Materials provided ▸
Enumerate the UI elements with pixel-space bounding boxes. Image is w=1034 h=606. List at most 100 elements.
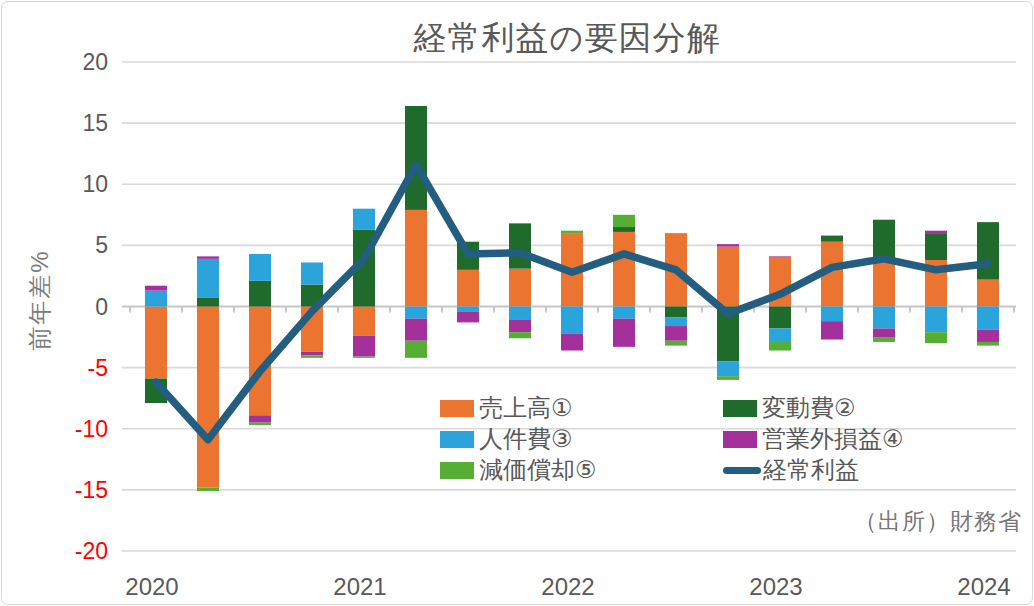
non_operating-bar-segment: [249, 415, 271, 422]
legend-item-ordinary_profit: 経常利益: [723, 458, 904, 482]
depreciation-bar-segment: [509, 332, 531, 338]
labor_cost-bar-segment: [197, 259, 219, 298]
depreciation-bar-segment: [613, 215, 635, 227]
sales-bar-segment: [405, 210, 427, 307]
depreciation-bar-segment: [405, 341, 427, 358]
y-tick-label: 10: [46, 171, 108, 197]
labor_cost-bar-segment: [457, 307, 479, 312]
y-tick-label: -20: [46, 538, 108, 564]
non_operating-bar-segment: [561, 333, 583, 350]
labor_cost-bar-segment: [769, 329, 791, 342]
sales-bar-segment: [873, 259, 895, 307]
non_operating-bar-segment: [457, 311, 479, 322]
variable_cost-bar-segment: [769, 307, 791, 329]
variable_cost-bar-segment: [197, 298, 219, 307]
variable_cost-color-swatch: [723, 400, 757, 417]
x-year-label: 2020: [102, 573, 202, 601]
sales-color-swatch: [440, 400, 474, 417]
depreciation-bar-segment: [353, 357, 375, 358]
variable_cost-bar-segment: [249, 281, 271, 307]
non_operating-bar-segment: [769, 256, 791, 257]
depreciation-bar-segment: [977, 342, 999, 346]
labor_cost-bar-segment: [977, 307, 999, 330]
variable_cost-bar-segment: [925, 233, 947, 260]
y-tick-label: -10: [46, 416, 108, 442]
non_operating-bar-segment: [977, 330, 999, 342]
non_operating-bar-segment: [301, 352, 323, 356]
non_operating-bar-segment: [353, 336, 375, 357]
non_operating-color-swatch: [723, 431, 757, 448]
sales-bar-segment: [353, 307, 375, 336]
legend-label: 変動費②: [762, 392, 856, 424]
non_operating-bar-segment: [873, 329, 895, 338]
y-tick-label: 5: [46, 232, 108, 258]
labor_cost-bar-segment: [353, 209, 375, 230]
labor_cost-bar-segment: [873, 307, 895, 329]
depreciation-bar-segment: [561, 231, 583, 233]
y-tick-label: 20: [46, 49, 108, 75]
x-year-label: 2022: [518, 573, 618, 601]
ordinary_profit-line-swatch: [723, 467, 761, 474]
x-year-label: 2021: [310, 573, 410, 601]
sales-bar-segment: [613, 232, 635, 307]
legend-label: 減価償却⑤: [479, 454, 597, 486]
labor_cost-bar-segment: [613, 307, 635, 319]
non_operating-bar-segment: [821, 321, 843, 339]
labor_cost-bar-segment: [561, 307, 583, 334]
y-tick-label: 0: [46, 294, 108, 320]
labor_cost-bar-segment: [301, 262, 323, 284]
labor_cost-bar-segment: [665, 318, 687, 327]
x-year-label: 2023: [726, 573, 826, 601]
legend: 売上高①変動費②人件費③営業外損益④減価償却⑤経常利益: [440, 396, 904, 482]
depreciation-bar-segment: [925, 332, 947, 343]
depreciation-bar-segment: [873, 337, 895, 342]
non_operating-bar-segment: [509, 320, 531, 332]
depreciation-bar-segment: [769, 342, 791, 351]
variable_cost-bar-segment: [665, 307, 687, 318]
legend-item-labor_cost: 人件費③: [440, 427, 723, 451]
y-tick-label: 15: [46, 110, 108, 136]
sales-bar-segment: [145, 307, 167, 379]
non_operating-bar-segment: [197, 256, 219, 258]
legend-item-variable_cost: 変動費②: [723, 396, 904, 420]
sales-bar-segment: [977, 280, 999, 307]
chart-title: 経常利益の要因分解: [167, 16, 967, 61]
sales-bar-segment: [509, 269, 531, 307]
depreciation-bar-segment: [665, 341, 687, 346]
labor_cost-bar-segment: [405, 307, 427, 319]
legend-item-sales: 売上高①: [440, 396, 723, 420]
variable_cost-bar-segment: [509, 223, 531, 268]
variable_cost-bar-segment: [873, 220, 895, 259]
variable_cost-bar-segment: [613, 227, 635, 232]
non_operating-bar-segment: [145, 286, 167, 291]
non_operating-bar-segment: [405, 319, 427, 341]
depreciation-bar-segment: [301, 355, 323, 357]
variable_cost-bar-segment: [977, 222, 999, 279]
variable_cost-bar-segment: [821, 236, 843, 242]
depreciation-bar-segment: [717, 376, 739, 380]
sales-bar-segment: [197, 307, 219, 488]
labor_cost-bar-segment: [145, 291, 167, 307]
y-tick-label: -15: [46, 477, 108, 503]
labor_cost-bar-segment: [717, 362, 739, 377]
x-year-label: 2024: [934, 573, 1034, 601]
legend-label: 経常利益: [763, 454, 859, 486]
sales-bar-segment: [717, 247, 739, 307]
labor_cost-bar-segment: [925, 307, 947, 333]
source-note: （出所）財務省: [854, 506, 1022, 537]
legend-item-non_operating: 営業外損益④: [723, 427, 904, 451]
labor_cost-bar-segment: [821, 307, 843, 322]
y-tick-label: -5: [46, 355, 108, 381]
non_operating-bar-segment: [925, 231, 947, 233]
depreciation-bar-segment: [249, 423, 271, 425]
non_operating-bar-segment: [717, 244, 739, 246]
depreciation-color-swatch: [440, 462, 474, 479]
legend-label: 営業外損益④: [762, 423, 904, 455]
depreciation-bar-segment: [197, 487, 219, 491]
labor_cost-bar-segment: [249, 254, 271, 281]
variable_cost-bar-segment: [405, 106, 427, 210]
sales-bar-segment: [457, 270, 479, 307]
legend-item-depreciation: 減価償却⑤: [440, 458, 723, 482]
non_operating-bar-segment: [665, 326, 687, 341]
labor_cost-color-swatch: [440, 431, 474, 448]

Problem description ▸
Copy out word for word the lines from the one containing "non_operating-bar-segment: [249, 415, 271, 422]" to the one containing "sales-bar-segment: [405, 210, 427, 307]", including both.

Exercise answer ▸
non_operating-bar-segment: [249, 415, 271, 422]
legend-item-ordinary_profit: 経常利益: [723, 458, 904, 482]
depreciation-bar-segment: [509, 332, 531, 338]
labor_cost-bar-segment: [197, 259, 219, 298]
depreciation-bar-segment: [613, 215, 635, 227]
sales-bar-segment: [405, 210, 427, 307]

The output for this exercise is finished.